## The request
Search the records for the word "знали" and report each line that has it.

## Data to use
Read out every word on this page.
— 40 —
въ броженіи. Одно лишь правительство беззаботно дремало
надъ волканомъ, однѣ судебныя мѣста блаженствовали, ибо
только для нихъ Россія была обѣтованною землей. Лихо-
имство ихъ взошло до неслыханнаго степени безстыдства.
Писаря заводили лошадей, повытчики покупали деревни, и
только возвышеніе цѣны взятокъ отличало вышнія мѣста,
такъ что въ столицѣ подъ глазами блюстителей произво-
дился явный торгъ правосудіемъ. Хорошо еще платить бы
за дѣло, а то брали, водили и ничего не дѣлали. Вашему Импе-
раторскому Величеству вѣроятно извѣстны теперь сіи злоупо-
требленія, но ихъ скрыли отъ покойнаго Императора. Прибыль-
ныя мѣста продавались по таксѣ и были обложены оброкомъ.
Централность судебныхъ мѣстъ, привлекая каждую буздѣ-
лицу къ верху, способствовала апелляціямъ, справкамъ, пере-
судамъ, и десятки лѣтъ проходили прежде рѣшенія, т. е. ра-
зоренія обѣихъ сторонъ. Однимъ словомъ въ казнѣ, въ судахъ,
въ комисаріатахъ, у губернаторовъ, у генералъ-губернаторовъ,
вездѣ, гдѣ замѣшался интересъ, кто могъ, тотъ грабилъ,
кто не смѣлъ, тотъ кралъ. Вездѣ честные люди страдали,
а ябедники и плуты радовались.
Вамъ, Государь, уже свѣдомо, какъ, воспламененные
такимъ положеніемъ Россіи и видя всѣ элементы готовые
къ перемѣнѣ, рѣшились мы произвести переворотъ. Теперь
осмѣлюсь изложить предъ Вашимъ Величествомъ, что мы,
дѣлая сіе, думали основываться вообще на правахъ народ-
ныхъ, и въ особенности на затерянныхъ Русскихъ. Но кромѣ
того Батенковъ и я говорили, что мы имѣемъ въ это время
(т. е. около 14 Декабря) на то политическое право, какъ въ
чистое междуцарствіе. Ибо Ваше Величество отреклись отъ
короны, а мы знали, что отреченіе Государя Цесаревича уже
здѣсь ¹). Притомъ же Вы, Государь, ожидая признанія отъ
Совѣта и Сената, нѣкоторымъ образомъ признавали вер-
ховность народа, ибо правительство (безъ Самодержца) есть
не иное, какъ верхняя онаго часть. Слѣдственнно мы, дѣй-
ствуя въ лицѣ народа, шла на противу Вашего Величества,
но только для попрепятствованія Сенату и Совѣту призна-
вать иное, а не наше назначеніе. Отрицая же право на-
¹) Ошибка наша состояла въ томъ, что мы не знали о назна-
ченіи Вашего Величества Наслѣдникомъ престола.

## Task answer
короны, а мы знали, что отреченіе Государя Цесаревича уже
¹) Ошибка наша состояла въ томъ, что мы не знали о назна-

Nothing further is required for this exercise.